GIVEN REQUEST: What is the number of lines containing the word "Colombia"? Please answer with that number and nothing more.

[Dataset rows]

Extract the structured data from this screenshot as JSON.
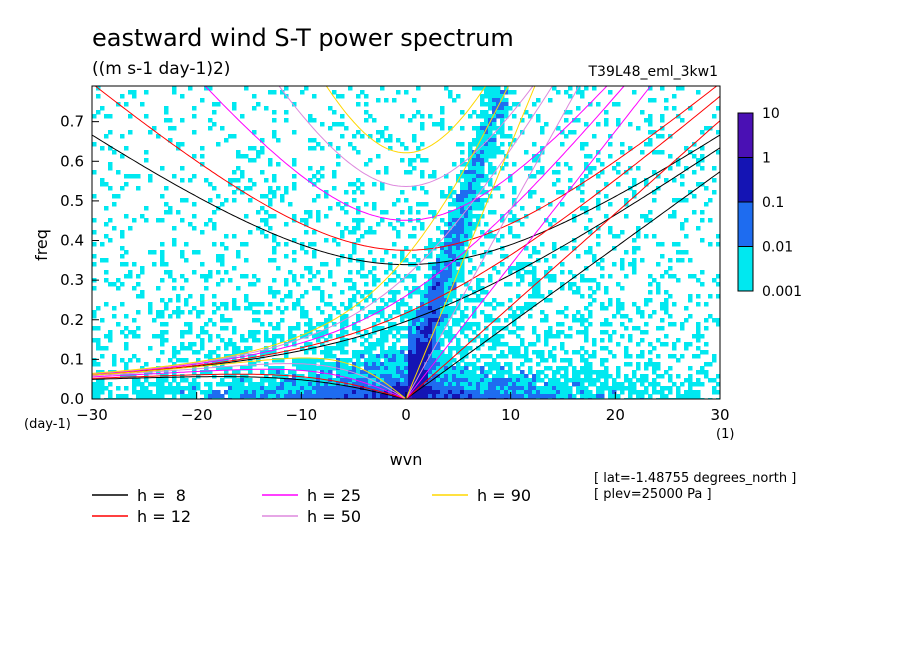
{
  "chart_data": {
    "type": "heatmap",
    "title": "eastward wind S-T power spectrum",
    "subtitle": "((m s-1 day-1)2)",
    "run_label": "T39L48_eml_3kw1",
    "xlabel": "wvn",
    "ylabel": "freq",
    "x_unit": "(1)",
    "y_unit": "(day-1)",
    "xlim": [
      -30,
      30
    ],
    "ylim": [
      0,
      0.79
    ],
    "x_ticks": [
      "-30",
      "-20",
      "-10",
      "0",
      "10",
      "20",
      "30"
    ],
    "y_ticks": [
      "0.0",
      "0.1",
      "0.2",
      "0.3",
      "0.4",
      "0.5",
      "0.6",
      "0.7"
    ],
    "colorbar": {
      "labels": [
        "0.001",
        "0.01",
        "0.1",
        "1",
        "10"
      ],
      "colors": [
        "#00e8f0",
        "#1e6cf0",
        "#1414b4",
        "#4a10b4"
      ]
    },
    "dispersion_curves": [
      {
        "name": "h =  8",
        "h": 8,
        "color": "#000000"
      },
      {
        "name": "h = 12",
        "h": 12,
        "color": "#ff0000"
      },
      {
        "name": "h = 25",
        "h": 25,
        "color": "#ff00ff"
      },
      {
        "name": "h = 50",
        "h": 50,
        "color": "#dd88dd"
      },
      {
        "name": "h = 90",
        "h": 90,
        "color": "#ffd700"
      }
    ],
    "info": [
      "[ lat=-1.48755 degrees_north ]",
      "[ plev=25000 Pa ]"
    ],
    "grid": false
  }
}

==

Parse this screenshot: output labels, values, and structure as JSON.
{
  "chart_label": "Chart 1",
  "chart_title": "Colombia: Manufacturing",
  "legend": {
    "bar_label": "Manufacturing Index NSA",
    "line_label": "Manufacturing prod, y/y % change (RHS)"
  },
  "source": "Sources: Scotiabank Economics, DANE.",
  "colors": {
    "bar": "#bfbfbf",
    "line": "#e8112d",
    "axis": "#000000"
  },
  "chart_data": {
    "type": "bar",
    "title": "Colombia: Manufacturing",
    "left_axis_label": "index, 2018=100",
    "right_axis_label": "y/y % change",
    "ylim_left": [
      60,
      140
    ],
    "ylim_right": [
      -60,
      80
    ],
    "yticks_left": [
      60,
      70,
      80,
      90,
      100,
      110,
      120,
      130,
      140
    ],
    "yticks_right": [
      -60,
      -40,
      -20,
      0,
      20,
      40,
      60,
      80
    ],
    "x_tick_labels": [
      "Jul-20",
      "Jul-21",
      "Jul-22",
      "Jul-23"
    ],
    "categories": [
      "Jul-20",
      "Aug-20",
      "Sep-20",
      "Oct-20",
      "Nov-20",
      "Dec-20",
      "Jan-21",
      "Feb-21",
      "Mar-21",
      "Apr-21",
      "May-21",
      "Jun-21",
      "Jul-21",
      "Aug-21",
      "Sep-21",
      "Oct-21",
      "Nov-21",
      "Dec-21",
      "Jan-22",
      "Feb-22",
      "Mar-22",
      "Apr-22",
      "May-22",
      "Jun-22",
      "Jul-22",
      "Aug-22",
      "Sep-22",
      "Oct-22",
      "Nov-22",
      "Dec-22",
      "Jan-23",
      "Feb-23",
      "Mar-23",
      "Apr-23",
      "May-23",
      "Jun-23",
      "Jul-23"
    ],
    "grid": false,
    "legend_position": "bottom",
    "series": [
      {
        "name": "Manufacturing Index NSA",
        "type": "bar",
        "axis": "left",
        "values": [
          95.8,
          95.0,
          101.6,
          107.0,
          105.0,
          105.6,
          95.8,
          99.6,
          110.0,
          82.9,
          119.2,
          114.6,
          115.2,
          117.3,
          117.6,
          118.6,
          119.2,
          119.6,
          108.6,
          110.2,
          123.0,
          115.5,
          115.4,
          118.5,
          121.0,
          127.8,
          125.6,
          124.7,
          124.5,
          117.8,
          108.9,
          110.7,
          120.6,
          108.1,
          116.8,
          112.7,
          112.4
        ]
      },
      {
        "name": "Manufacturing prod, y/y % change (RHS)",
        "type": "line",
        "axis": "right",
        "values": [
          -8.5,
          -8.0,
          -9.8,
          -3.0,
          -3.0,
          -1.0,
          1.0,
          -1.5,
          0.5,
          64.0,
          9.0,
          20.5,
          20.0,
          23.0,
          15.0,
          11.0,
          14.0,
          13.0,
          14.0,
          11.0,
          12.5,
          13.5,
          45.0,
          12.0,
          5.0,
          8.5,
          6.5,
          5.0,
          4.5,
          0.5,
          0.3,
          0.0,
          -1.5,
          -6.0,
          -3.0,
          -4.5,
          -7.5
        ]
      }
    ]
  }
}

TASK OUTPUT: 2